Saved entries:
▼▼▼

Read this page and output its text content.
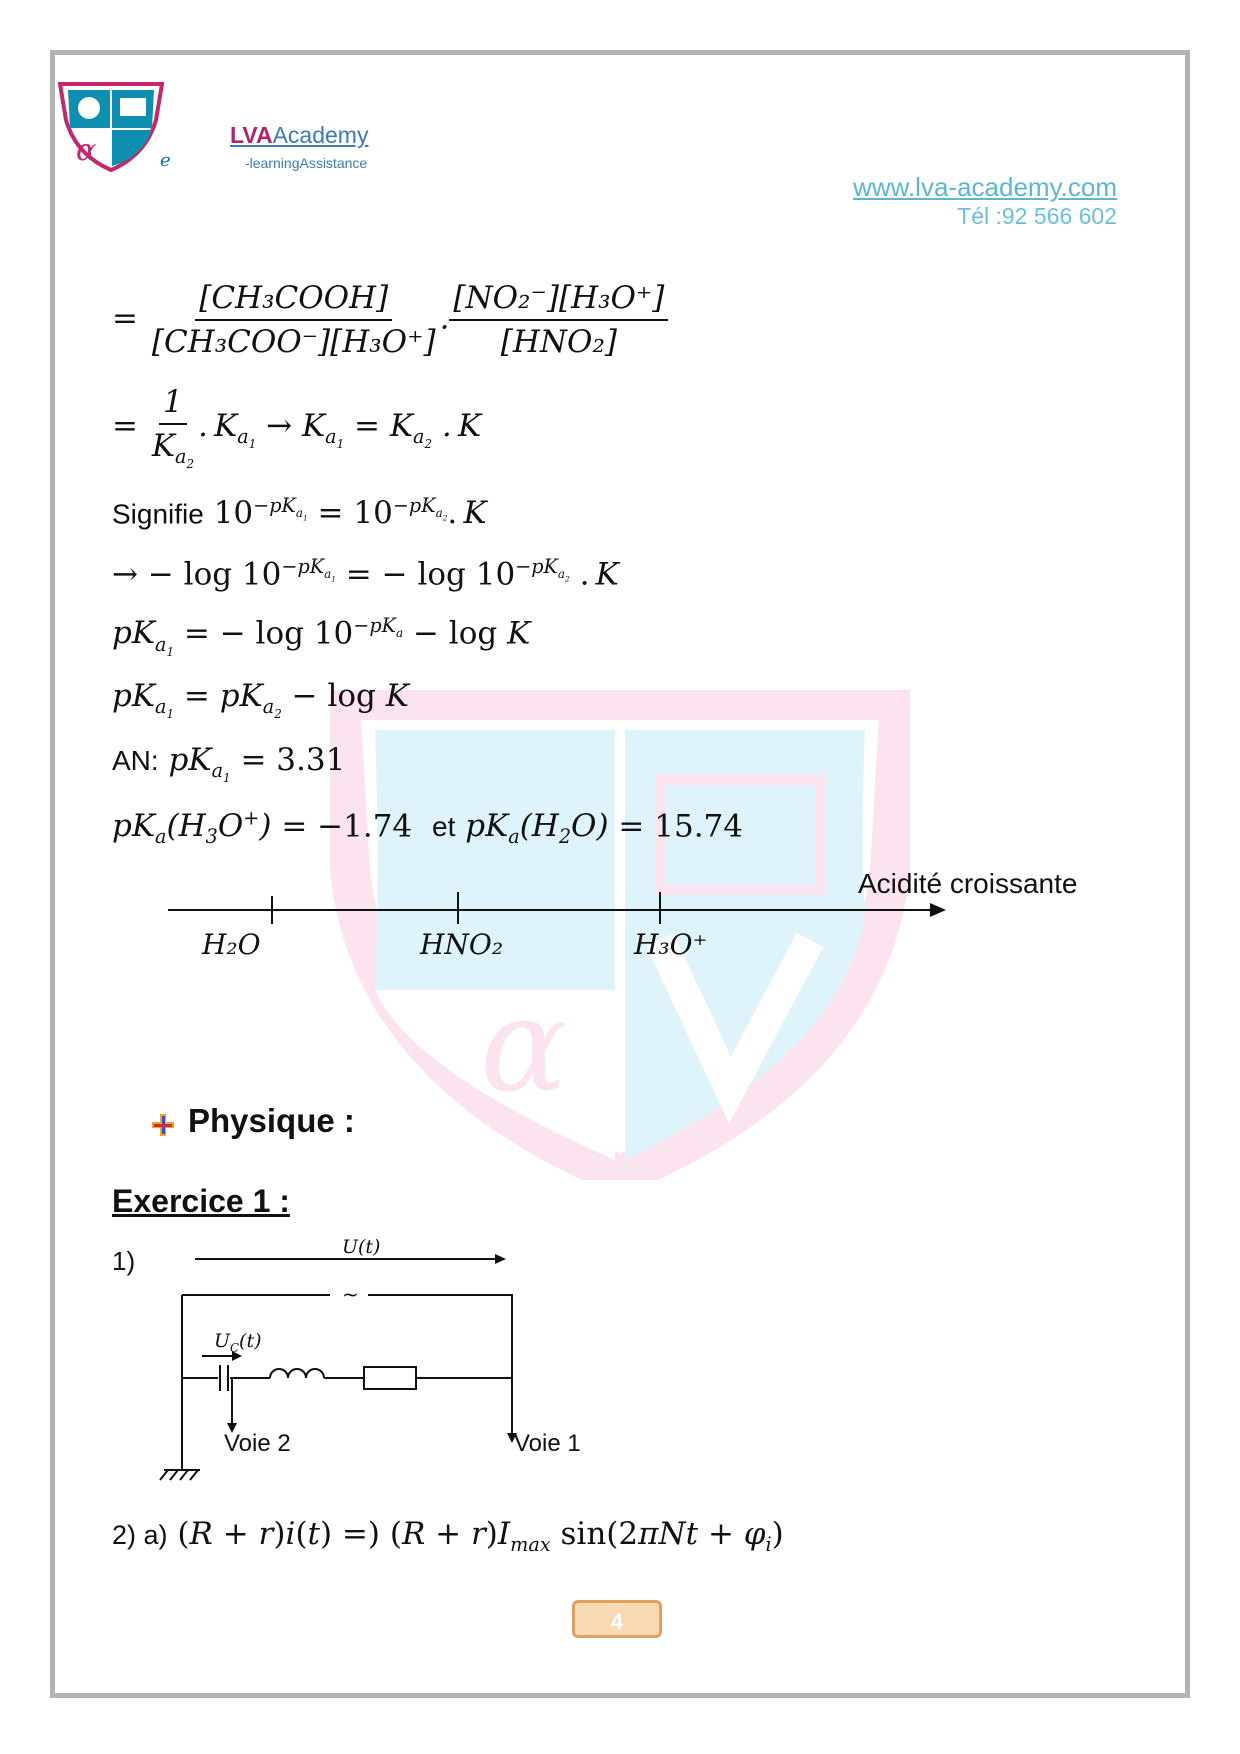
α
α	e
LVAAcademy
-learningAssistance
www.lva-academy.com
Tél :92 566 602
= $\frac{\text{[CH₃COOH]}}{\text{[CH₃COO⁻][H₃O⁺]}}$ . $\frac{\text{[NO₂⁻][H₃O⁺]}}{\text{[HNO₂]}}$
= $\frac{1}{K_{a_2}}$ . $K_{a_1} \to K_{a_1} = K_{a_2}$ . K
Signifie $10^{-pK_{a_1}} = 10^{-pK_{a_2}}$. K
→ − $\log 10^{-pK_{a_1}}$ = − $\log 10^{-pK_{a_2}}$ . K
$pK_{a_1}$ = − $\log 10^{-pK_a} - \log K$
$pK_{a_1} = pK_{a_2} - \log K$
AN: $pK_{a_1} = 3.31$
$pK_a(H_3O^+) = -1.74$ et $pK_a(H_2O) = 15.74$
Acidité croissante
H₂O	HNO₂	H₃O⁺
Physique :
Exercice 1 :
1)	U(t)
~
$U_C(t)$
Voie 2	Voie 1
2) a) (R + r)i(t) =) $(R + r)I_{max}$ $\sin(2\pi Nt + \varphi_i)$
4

▲▲▲

Pick out each line containing the string "frac" and copy it.

= $\frac{\text{[CH₃COOH]}}{\text{[CH₃COO⁻][H₃O⁺]}}$ . $\frac{\text{[NO₂⁻][H₃O⁺]}}{\text{[HNO₂]}}$
= $\frac{1}{K_{a_2}}$ . $K_{a_1} \to K_{a_1} = K_{a_2}$ . K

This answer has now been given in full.